Exercise objective: Pictures are not part of the copy; repeat everything else in the records exactly.
--- Start ---
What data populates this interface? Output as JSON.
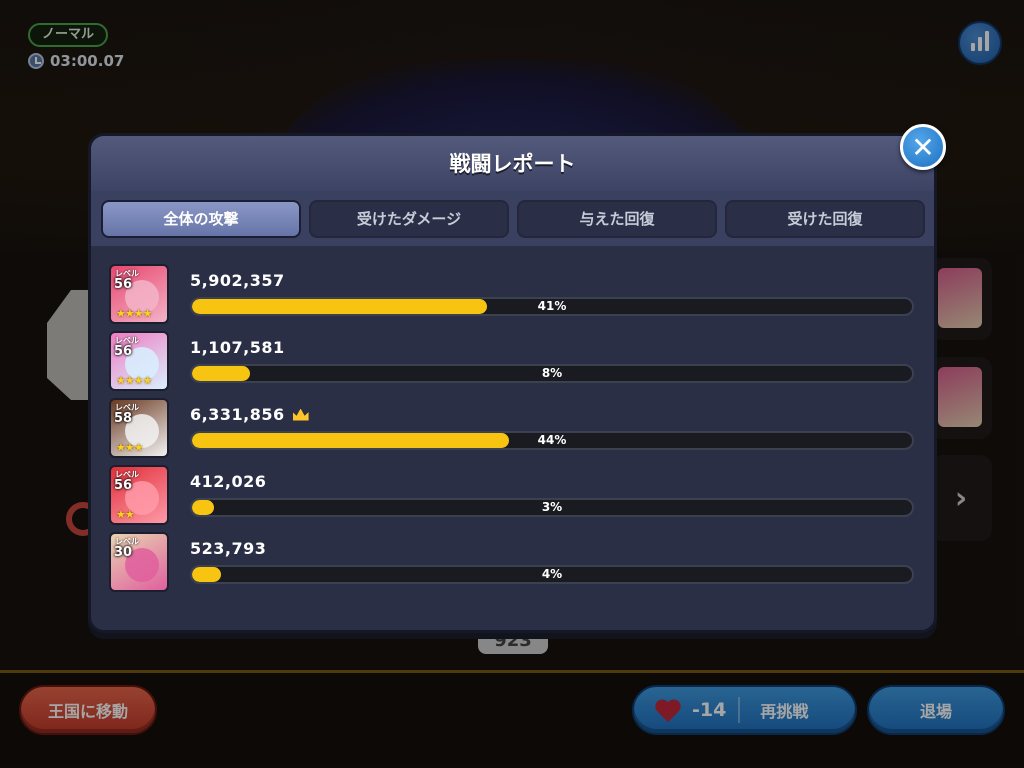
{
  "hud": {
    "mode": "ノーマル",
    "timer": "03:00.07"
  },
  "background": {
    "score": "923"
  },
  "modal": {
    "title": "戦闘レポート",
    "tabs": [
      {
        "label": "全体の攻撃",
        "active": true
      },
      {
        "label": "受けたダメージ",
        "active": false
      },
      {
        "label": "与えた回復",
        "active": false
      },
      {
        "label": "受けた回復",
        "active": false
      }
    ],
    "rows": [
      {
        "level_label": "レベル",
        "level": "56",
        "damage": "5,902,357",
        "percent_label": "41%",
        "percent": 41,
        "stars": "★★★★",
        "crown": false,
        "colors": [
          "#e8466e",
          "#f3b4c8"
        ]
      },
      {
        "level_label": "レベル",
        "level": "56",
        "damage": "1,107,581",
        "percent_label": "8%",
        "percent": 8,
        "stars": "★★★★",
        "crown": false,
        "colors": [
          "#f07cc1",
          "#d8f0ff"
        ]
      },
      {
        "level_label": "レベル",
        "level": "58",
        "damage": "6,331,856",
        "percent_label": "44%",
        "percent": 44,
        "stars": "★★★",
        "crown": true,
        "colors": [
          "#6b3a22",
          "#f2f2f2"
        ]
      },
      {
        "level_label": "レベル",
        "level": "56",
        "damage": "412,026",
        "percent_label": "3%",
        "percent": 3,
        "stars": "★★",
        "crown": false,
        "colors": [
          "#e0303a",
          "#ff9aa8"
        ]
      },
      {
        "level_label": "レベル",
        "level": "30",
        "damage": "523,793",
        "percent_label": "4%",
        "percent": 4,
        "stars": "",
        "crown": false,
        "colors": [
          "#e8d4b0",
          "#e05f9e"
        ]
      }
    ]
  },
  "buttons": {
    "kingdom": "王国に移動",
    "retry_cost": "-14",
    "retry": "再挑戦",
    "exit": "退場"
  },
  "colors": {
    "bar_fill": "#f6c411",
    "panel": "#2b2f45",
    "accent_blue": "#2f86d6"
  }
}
--- End ---
Written solution:
What data populates this interface? Output as JSON.
{
  "hud": {
    "mode": "ノーマル",
    "timer": "03:00.07"
  },
  "background": {
    "score": "923"
  },
  "modal": {
    "title": "戦闘レポート",
    "tabs": [
      {
        "label": "全体の攻撃",
        "active": true
      },
      {
        "label": "受けたダメージ",
        "active": false
      },
      {
        "label": "与えた回復",
        "active": false
      },
      {
        "label": "受けた回復",
        "active": false
      }
    ],
    "rows": [
      {
        "level_label": "レベル",
        "level": "56",
        "damage": "5,902,357",
        "percent_label": "41%",
        "percent": 41,
        "stars": "★★★★",
        "crown": false,
        "colors": [
          "#e8466e",
          "#f3b4c8"
        ]
      },
      {
        "level_label": "レベル",
        "level": "56",
        "damage": "1,107,581",
        "percent_label": "8%",
        "percent": 8,
        "stars": "★★★★",
        "crown": false,
        "colors": [
          "#f07cc1",
          "#d8f0ff"
        ]
      },
      {
        "level_label": "レベル",
        "level": "58",
        "damage": "6,331,856",
        "percent_label": "44%",
        "percent": 44,
        "stars": "★★★",
        "crown": true,
        "colors": [
          "#6b3a22",
          "#f2f2f2"
        ]
      },
      {
        "level_label": "レベル",
        "level": "56",
        "damage": "412,026",
        "percent_label": "3%",
        "percent": 3,
        "stars": "★★",
        "crown": false,
        "colors": [
          "#e0303a",
          "#ff9aa8"
        ]
      },
      {
        "level_label": "レベル",
        "level": "30",
        "damage": "523,793",
        "percent_label": "4%",
        "percent": 4,
        "stars": "",
        "crown": false,
        "colors": [
          "#e8d4b0",
          "#e05f9e"
        ]
      }
    ]
  },
  "buttons": {
    "kingdom": "王国に移動",
    "retry_cost": "-14",
    "retry": "再挑戦",
    "exit": "退場"
  },
  "colors": {
    "bar_fill": "#f6c411",
    "panel": "#2b2f45",
    "accent_blue": "#2f86d6"
  }
}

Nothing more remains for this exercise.